--- SUPPLIED DATA ---
[start]
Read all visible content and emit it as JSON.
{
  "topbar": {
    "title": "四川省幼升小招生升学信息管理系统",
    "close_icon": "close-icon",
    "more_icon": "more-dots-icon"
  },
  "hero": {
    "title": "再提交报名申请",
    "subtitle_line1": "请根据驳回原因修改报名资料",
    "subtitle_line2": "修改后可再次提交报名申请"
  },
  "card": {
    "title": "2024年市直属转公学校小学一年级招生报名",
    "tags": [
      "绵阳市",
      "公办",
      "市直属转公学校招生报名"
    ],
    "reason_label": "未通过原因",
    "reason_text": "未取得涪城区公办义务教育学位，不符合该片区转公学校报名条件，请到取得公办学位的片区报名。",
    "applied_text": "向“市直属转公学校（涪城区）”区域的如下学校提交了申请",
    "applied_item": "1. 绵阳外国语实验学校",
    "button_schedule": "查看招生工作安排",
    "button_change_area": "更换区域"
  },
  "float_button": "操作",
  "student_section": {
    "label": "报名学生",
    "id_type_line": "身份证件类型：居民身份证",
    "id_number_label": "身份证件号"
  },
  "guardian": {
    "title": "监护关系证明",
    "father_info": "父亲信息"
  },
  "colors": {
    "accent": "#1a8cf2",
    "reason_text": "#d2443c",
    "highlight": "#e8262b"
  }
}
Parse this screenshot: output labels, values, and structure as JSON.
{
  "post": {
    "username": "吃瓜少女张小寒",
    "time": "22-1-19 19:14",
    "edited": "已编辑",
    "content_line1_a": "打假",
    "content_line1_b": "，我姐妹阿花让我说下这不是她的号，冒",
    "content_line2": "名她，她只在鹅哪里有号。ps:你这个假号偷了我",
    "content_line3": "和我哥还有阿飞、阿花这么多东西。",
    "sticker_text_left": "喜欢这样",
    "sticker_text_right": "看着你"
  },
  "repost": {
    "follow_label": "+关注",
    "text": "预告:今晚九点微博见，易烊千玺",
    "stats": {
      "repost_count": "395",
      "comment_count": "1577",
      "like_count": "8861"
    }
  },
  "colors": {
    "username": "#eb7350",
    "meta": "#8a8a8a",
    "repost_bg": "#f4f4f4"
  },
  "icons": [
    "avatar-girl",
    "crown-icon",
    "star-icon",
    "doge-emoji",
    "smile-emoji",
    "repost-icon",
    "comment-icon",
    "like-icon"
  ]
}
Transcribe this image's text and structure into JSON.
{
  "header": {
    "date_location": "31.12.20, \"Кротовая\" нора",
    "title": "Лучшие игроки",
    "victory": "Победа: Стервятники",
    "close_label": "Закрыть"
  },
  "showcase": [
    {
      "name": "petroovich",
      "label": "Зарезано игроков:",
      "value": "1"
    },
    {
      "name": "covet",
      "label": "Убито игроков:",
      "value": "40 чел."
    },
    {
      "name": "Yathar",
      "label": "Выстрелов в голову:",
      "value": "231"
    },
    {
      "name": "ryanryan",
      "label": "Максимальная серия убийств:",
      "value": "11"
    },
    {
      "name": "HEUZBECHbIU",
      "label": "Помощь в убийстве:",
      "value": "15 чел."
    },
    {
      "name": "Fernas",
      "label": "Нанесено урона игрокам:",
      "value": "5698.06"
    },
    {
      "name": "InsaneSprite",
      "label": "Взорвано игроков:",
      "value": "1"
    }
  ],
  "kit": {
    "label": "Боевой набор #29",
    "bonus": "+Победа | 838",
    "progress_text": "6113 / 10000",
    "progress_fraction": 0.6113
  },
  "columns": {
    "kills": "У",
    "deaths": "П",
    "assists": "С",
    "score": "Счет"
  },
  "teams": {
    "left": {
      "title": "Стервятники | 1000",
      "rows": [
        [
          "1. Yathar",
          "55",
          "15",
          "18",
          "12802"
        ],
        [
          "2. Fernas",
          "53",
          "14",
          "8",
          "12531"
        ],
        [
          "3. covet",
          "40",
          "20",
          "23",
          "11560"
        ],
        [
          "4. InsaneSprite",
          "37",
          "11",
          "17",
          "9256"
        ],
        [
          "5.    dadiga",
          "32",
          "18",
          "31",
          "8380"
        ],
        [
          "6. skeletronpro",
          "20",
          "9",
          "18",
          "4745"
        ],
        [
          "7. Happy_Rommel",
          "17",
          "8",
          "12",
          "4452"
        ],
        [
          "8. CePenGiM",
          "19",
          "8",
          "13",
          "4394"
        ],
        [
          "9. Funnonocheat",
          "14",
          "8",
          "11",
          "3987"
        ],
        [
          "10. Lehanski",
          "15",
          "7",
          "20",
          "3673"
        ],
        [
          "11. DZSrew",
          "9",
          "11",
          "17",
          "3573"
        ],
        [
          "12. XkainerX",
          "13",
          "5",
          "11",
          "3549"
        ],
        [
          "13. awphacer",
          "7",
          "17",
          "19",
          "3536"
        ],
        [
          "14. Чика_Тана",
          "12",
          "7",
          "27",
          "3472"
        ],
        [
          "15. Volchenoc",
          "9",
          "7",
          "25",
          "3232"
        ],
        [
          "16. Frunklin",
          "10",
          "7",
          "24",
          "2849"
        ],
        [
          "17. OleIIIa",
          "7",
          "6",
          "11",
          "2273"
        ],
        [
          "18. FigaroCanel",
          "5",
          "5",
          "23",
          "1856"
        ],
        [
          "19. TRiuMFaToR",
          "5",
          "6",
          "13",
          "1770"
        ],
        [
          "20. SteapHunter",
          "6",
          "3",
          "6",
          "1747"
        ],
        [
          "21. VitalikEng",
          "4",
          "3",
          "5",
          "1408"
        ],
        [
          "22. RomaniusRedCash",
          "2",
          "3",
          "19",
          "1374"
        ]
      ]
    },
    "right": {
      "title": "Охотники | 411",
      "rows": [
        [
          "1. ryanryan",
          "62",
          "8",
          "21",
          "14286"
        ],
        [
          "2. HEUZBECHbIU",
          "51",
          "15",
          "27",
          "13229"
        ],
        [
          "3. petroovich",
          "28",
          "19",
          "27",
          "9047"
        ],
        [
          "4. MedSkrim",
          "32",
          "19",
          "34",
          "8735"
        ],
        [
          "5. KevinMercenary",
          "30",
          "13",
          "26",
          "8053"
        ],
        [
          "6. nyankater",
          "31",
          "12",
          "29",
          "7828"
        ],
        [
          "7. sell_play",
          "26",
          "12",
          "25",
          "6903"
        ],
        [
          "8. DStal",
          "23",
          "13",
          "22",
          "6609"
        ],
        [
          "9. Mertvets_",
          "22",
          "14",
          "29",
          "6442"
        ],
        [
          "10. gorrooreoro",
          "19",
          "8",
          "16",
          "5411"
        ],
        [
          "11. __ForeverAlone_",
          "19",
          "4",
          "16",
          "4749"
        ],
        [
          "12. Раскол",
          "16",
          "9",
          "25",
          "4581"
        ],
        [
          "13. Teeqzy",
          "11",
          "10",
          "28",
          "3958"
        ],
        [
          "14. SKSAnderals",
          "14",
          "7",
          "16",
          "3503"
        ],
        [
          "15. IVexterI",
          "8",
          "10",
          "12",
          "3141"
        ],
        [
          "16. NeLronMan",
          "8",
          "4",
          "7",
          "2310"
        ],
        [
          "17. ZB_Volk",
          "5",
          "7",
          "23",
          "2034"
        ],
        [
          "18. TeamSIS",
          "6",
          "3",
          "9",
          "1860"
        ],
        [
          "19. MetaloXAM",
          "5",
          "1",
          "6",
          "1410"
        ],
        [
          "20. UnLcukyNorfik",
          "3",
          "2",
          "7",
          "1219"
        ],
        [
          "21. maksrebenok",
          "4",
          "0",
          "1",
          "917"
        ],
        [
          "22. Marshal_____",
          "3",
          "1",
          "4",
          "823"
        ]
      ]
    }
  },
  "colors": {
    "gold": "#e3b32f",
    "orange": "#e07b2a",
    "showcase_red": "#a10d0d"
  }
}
[end]
Provide only the count of lines in the data above that include the string "Стервятники".

2